- **Records for this exercise**:
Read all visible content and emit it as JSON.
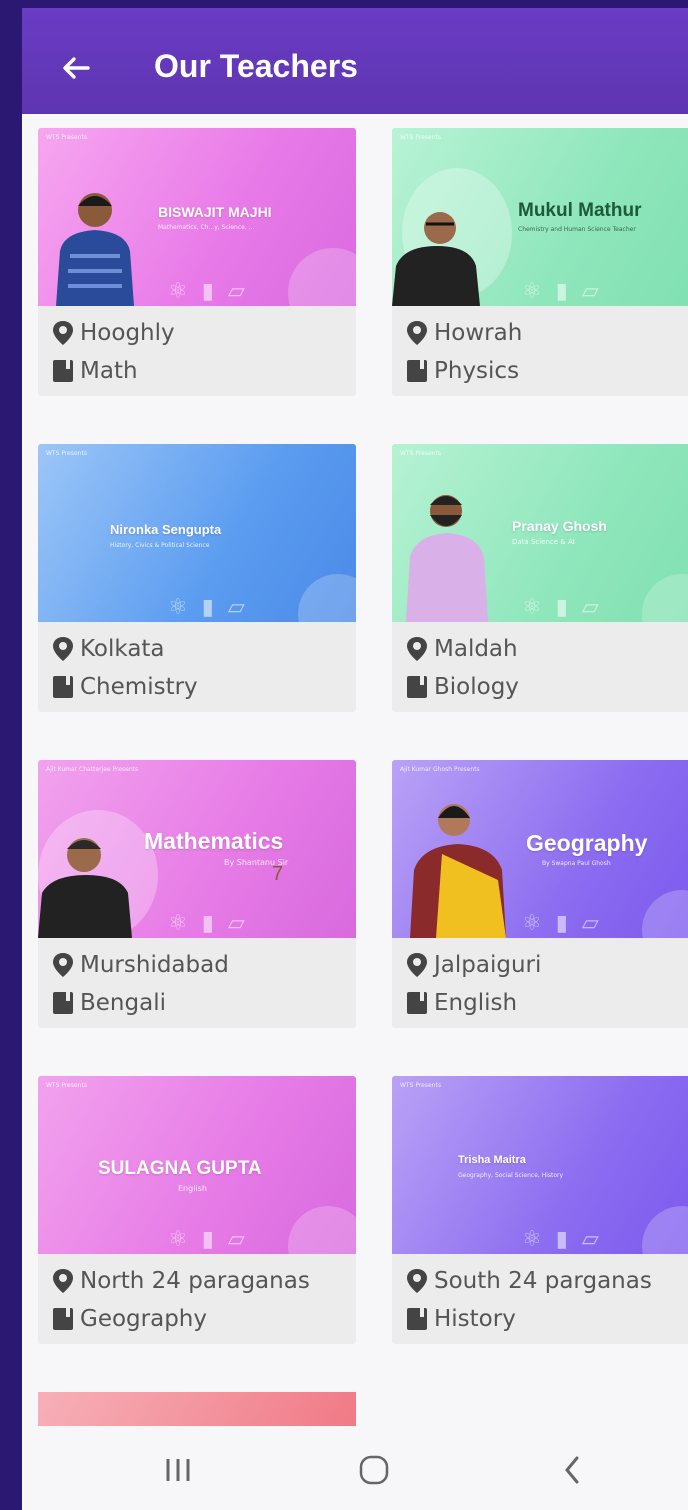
{
  "header": {
    "title": "Our Teachers"
  },
  "cards": [
    {
      "location": "Hooghly",
      "subject": "Math",
      "banner_name": "BISWAJIT MAJHI",
      "banner_sub": "Mathematics, Ch...y, Science, ...",
      "banner_tag": "WTS Presents"
    },
    {
      "location": "Howrah",
      "subject": "Physics",
      "banner_name": "Mukul Mathur",
      "banner_sub": "Chemistry and Human Science Teacher",
      "banner_tag": "WTS Presents"
    },
    {
      "location": "Kolkata",
      "subject": "Chemistry",
      "banner_name": "Nironka Sengupta",
      "banner_sub": "History, Civics & Political Science",
      "banner_tag": "WTS Presents"
    },
    {
      "location": "Maldah",
      "subject": "Biology",
      "banner_name": "Pranay Ghosh",
      "banner_sub": "Data Science & AI",
      "banner_tag": "WTS Presents"
    },
    {
      "location": "Murshidabad",
      "subject": "Bengali",
      "banner_name": "Mathematics",
      "banner_sub": "By Shantanu Sir",
      "banner_tag": "Ajit Kumar Chatterjee Presents"
    },
    {
      "location": "Jalpaiguri",
      "subject": "English",
      "banner_name": "Geography",
      "banner_sub": "By Swapna Paul Ghosh",
      "banner_tag": "Ajit Kumar Ghosh Presents"
    },
    {
      "location": "North 24 paraganas",
      "subject": "Geography",
      "banner_name": "SULAGNA GUPTA",
      "banner_sub": "English",
      "banner_tag": "WTS Presents"
    },
    {
      "location": "South 24 parganas",
      "subject": "History",
      "banner_name": "Trisha Maitra",
      "banner_sub": "Geography, Social Science, History",
      "banner_tag": "WTS Presents"
    }
  ],
  "overlay_number": "7",
  "colors": {
    "appbar": "#5e35b1",
    "frame": "#2a1873",
    "card_bg": "#ececec"
  }
}
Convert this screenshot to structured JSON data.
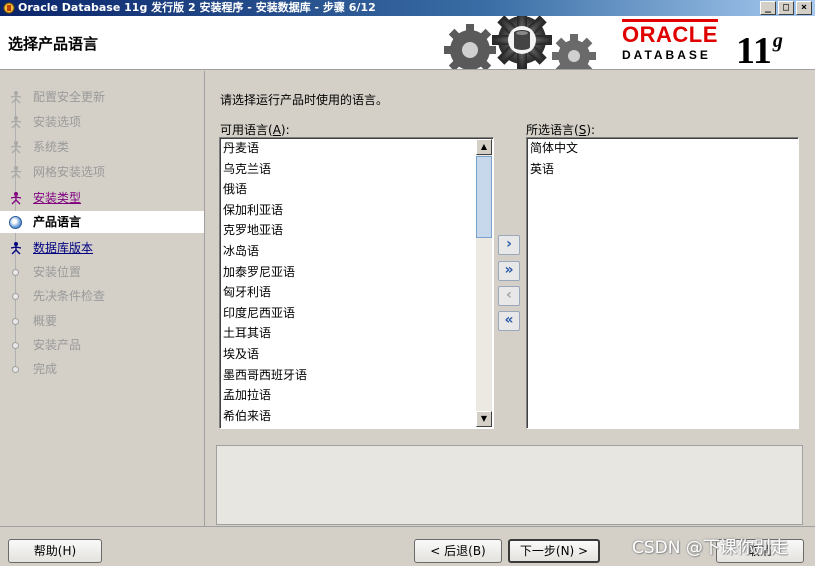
{
  "window": {
    "title": "Oracle Database 11g 发行版 2 安装程序 - 安装数据库 - 步骤 6/12",
    "controls": [
      "_",
      "□",
      "×"
    ]
  },
  "header": {
    "page_title": "选择产品语言",
    "logo_brand": "ORACLE",
    "logo_product": "DATABASE",
    "logo_version": "11",
    "logo_version_suffix": "g"
  },
  "steps": [
    {
      "label": "配置安全更新",
      "state": "done"
    },
    {
      "label": "安装选项",
      "state": "done"
    },
    {
      "label": "系统类",
      "state": "done"
    },
    {
      "label": "网格安装选项",
      "state": "done"
    },
    {
      "label": "安装类型",
      "state": "visited"
    },
    {
      "label": "产品语言",
      "state": "current"
    },
    {
      "label": "数据库版本",
      "state": "link"
    },
    {
      "label": "安装位置",
      "state": "pending"
    },
    {
      "label": "先决条件检查",
      "state": "pending"
    },
    {
      "label": "概要",
      "state": "pending"
    },
    {
      "label": "安装产品",
      "state": "pending"
    },
    {
      "label": "完成",
      "state": "pending"
    }
  ],
  "main": {
    "prompt": "请选择运行产品时使用的语言。",
    "available_label": "可用语言(",
    "available_key": "A",
    "available_suffix": "):",
    "selected_label": "所选语言(",
    "selected_key": "S",
    "selected_suffix": "):",
    "available_languages": [
      "丹麦语",
      "乌克兰语",
      "俄语",
      "保加利亚语",
      "克罗地亚语",
      "冰岛语",
      "加泰罗尼亚语",
      "匈牙利语",
      "印度尼西亚语",
      "土耳其语",
      "埃及语",
      "墨西哥西班牙语",
      "孟加拉语",
      "希伯来语"
    ],
    "selected_languages": [
      "简体中文",
      "英语"
    ],
    "move_buttons": {
      "add": "›",
      "add_all": "»",
      "remove": "‹",
      "remove_all": "«"
    }
  },
  "footer": {
    "help": "帮助(H)",
    "back": "< 后退(B)",
    "next": "下一步(N) >",
    "cancel": "取消",
    "watermark": "CSDN @下课你别走"
  },
  "colors": {
    "oracle_red": "#e00000",
    "link_blue": "#000080",
    "visited_purple": "#800080",
    "arrow_blue": "#2a5aa8"
  }
}
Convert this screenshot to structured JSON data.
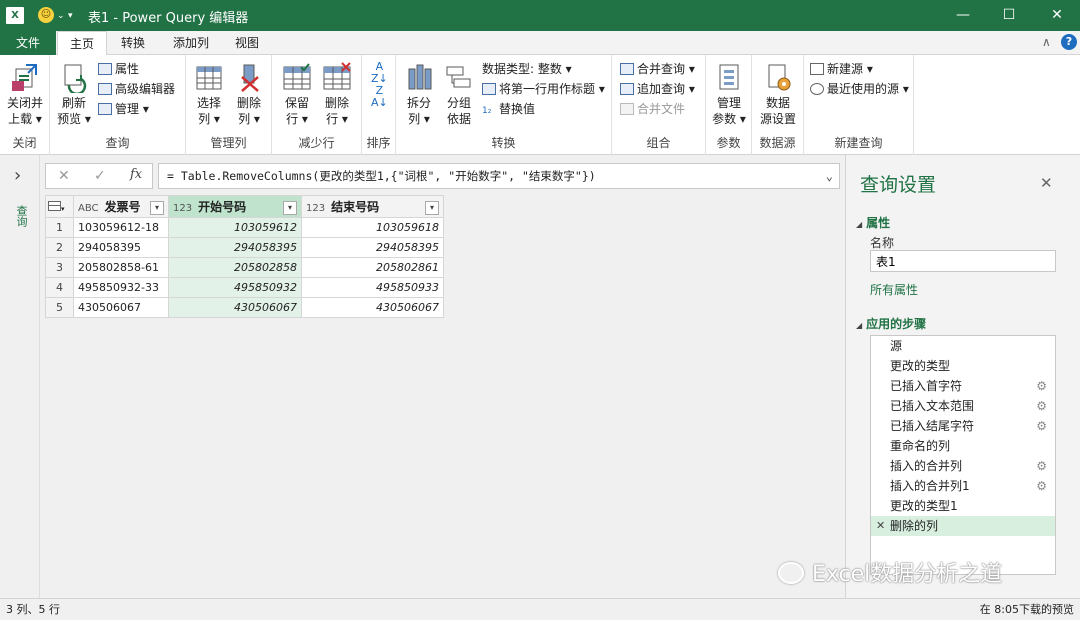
{
  "window": {
    "title": "表1 - Power Query 编辑器",
    "app_logo": "X",
    "minimize": "—",
    "maximize": "☐",
    "close": "✕"
  },
  "tabs": [
    "文件",
    "主页",
    "转换",
    "添加列",
    "视图"
  ],
  "active_tab": "主页",
  "ribbon": {
    "close_group": {
      "label": "关闭",
      "btn1": "关闭并",
      "btn2": "上载 ▾"
    },
    "query_group": {
      "label": "查询",
      "refresh1": "刷新",
      "refresh2": "预览 ▾",
      "properties": "属性",
      "advanced_editor": "高级编辑器",
      "manage": "管理 ▾"
    },
    "manage_cols_group": {
      "label": "管理列",
      "choose1": "选择",
      "choose2": "列 ▾",
      "remove1": "删除",
      "remove2": "列 ▾"
    },
    "reduce_rows_group": {
      "label": "减少行",
      "keep1": "保留",
      "keep2": "行 ▾",
      "delete1": "删除",
      "delete2": "行 ▾"
    },
    "sort_group": {
      "label": "排序"
    },
    "transform_group": {
      "label": "转换",
      "split1": "拆分",
      "split2": "列 ▾",
      "group1": "分组",
      "group2": "依据",
      "datatype": "数据类型: 整数 ▾",
      "first_row": "将第一行用作标题 ▾",
      "replace": "替换值"
    },
    "combine_group": {
      "label": "组合",
      "merge": "合并查询 ▾",
      "append": "追加查询 ▾",
      "combine_files": "合并文件"
    },
    "params_group": {
      "label": "参数",
      "manage1": "管理",
      "manage2": "参数 ▾"
    },
    "datasource_group": {
      "label": "数据源",
      "settings1": "数据",
      "settings2": "源设置"
    },
    "newquery_group": {
      "label": "新建查询",
      "new_source": "新建源 ▾",
      "recent": "最近使用的源 ▾"
    }
  },
  "formula": {
    "text": "= Table.RemoveColumns(更改的类型1,{\"词根\", \"开始数字\", \"结束数字\"})",
    "fx": "fx",
    "cancel": "✕",
    "confirm": "✓"
  },
  "nav_strip": {
    "toggle": "›",
    "label": "查询"
  },
  "table": {
    "columns": [
      {
        "type": "ABC",
        "name": "发票号"
      },
      {
        "type": "123",
        "name": "开始号码"
      },
      {
        "type": "123",
        "name": "结束号码"
      }
    ],
    "rows": [
      [
        "1",
        "103059612-18",
        "103059612",
        "103059618"
      ],
      [
        "2",
        "294058395",
        "294058395",
        "294058395"
      ],
      [
        "3",
        "205802858-61",
        "205802858",
        "205802861"
      ],
      [
        "4",
        "495850932-33",
        "495850932",
        "495850933"
      ],
      [
        "5",
        "430506067",
        "430506067",
        "430506067"
      ]
    ]
  },
  "query_settings": {
    "title": "查询设置",
    "close": "✕",
    "properties_heading": "属性",
    "name_label": "名称",
    "name_value": "表1",
    "all_properties": "所有属性",
    "steps_heading": "应用的步骤",
    "steps": [
      {
        "label": "源",
        "gear": false
      },
      {
        "label": "更改的类型",
        "gear": false
      },
      {
        "label": "已插入首字符",
        "gear": true
      },
      {
        "label": "已插入文本范围",
        "gear": true
      },
      {
        "label": "已插入结尾字符",
        "gear": true
      },
      {
        "label": "重命名的列",
        "gear": false
      },
      {
        "label": "插入的合并列",
        "gear": true
      },
      {
        "label": "插入的合并列1",
        "gear": true
      },
      {
        "label": "更改的类型1",
        "gear": false
      },
      {
        "label": "删除的列",
        "gear": false,
        "selected": true
      }
    ]
  },
  "status": {
    "left": "3 列、5 行",
    "right": "在 8:05下载的预览"
  },
  "watermark": "Excel数据分析之道",
  "colors": {
    "accent": "#217346",
    "selected_col": "#bfe3cc"
  }
}
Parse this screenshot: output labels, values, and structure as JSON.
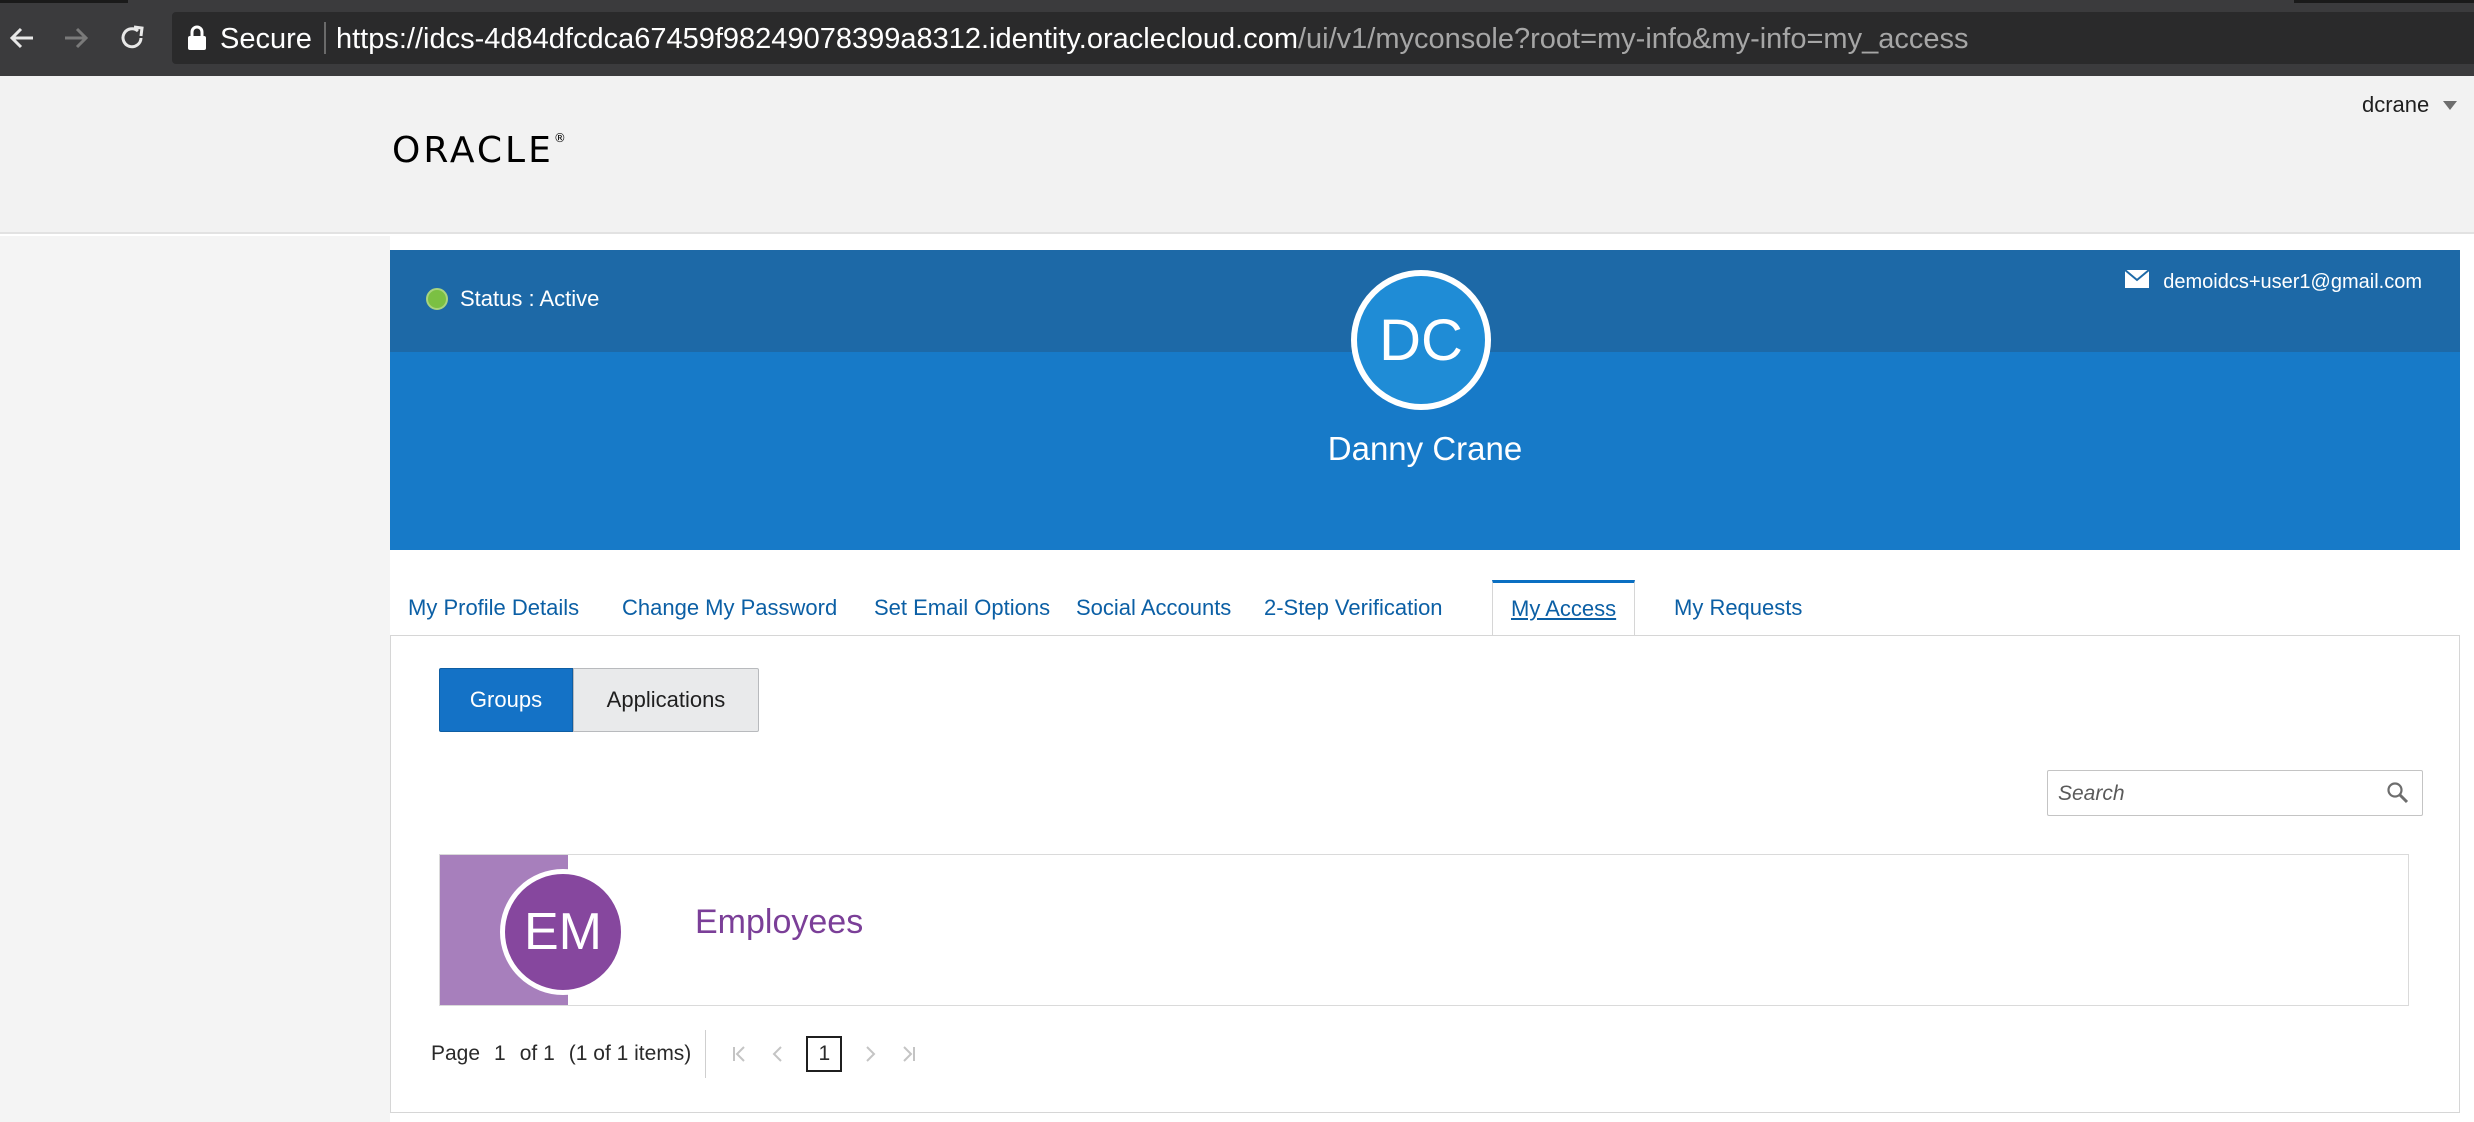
{
  "browser": {
    "secure_label": "Secure",
    "url_host": "https://idcs-4d84dfcdca67459f98249078399a8312.identity.oraclecloud.com",
    "url_path": "/ui/v1/myconsole?root=my-info&my-info=my_access"
  },
  "header": {
    "logo_text": "ORACLE",
    "logo_mark": "®",
    "username": "dcrane"
  },
  "profile": {
    "status_label": "Status : Active",
    "email": "demoidcs+user1@gmail.com",
    "initials": "DC",
    "full_name": "Danny Crane"
  },
  "tabs": [
    {
      "label": "My Profile Details"
    },
    {
      "label": "Change My Password"
    },
    {
      "label": "Set Email Options"
    },
    {
      "label": "Social Accounts"
    },
    {
      "label": "2-Step Verification"
    },
    {
      "label": "My Access"
    },
    {
      "label": "My Requests"
    }
  ],
  "access": {
    "segments": [
      {
        "label": "Groups"
      },
      {
        "label": "Applications"
      }
    ],
    "search_placeholder": "Search",
    "groups": [
      {
        "initials": "EM",
        "name": "Employees"
      }
    ],
    "pager": {
      "page_label": "Page",
      "current_page": "1",
      "of_label": "of 1",
      "items_label": "(1 of 1 items)",
      "page_button": "1"
    }
  },
  "colors": {
    "banner": "#177ac8",
    "banner_top": "#1d69a7",
    "accent": "#1472c6",
    "group_purple": "#86479e",
    "status_green": "#7bc043"
  }
}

- **What to work on**: Show each line in the entries that holds the string "Ghosh".

- **In response**:
      "banner_name": "Pranay Ghosh",
      "banner_sub": "By Swapna Paul Ghosh",
      "banner_tag": "Ajit Kumar Ghosh Presents"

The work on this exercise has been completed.